> **Task goal**: Locate the string "University" throughout the material and copy every line in which it occurs.

> **Records**:
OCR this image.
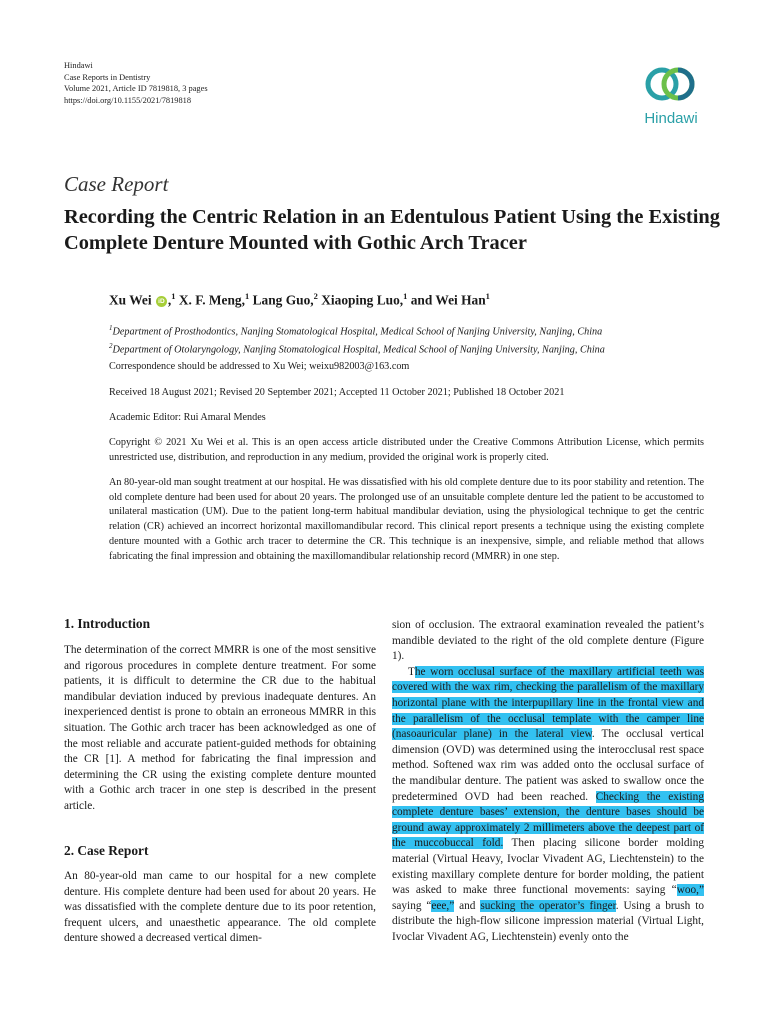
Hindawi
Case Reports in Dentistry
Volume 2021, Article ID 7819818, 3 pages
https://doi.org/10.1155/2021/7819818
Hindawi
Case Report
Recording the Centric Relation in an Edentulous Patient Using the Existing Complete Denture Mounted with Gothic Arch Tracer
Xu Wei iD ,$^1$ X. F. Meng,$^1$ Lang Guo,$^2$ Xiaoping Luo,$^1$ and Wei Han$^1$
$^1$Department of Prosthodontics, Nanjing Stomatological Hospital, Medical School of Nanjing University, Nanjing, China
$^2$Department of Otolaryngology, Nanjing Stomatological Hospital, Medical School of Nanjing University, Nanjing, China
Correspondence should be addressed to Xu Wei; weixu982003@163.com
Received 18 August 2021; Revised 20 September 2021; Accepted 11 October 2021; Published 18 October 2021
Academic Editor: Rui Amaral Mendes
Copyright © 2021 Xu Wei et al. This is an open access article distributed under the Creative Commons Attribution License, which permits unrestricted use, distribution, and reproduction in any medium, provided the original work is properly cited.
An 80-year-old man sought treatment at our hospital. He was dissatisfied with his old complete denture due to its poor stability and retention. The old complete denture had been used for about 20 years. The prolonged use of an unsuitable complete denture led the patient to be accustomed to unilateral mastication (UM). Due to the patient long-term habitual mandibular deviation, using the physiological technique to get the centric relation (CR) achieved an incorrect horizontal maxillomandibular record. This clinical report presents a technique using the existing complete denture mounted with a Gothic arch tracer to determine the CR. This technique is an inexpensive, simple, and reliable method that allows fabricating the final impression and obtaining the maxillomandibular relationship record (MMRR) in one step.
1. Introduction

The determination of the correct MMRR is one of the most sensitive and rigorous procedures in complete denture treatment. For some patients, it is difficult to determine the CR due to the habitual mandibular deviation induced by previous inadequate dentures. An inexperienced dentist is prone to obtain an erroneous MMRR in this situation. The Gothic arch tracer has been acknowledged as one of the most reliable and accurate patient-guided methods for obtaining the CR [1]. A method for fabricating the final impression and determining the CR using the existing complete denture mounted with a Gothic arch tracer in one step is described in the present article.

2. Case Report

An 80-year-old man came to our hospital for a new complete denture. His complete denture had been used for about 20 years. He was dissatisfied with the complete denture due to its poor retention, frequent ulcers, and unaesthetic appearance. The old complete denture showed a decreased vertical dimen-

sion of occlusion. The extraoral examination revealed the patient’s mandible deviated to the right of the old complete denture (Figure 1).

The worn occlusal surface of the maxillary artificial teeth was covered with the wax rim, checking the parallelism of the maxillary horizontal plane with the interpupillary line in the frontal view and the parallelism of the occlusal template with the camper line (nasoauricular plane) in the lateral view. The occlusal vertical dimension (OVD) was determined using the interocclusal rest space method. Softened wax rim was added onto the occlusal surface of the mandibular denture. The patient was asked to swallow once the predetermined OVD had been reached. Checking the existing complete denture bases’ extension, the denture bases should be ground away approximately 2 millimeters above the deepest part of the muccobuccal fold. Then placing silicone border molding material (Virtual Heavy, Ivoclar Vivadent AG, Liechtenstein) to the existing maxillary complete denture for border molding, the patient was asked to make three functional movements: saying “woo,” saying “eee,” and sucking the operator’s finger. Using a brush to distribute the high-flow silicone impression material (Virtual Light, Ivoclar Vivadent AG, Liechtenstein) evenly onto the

> **Answer section**:
$^1$Department of Prosthodontics, Nanjing Stomatological Hospital, Medical School of Nanjing University, Nanjing, China
$^2$Department of Otolaryngology, Nanjing Stomatological Hospital, Medical School of Nanjing University, Nanjing, China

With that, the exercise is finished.